> **Records for this exercise**:
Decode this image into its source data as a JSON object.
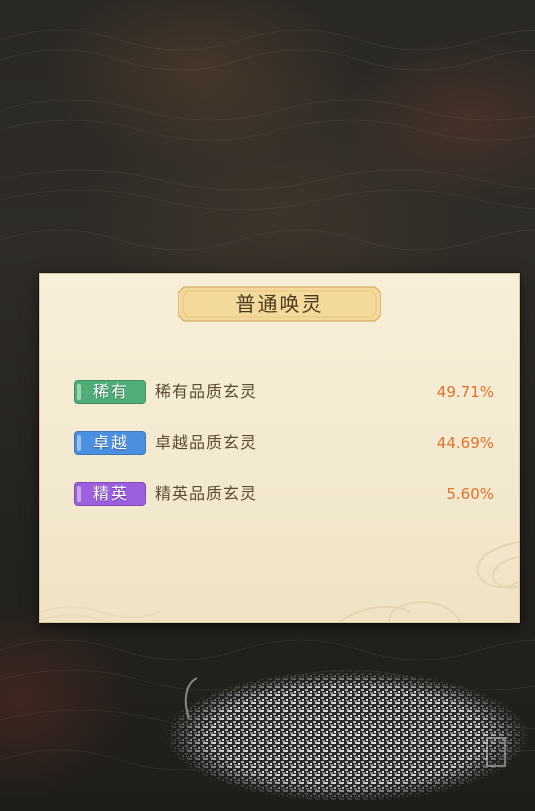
{
  "dialog": {
    "title": "普通唤灵"
  },
  "rates": [
    {
      "badge": "稀有",
      "badge_color": "#4fae78",
      "label": "稀有品质玄灵",
      "rate": "49.71%"
    },
    {
      "badge": "卓越",
      "badge_color": "#4b8fe0",
      "label": "卓越品质玄灵",
      "rate": "44.69%"
    },
    {
      "badge": "精英",
      "badge_color": "#9b5fe0",
      "label": "精英品质玄灵",
      "rate": "5.60%"
    }
  ],
  "colors": {
    "rate_text": "#e2722a",
    "dialog_bg": "#f5ecd4",
    "title_banner": "#f3d99a"
  },
  "icons": {
    "obscured_close": "obscured-close-icon"
  }
}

> **What is asked**: Repeat all the records above exactly, leaving out any pictures.

> **Task result**:
Decode this image into its source data as a JSON object.
{
  "dialog": {
    "title": "普通唤灵"
  },
  "rates": [
    {
      "badge": "稀有",
      "badge_color": "#4fae78",
      "label": "稀有品质玄灵",
      "rate": "49.71%"
    },
    {
      "badge": "卓越",
      "badge_color": "#4b8fe0",
      "label": "卓越品质玄灵",
      "rate": "44.69%"
    },
    {
      "badge": "精英",
      "badge_color": "#9b5fe0",
      "label": "精英品质玄灵",
      "rate": "5.60%"
    }
  ],
  "colors": {
    "rate_text": "#e2722a",
    "dialog_bg": "#f5ecd4",
    "title_banner": "#f3d99a"
  },
  "icons": {
    "obscured_close": "obscured-close-icon"
  }
}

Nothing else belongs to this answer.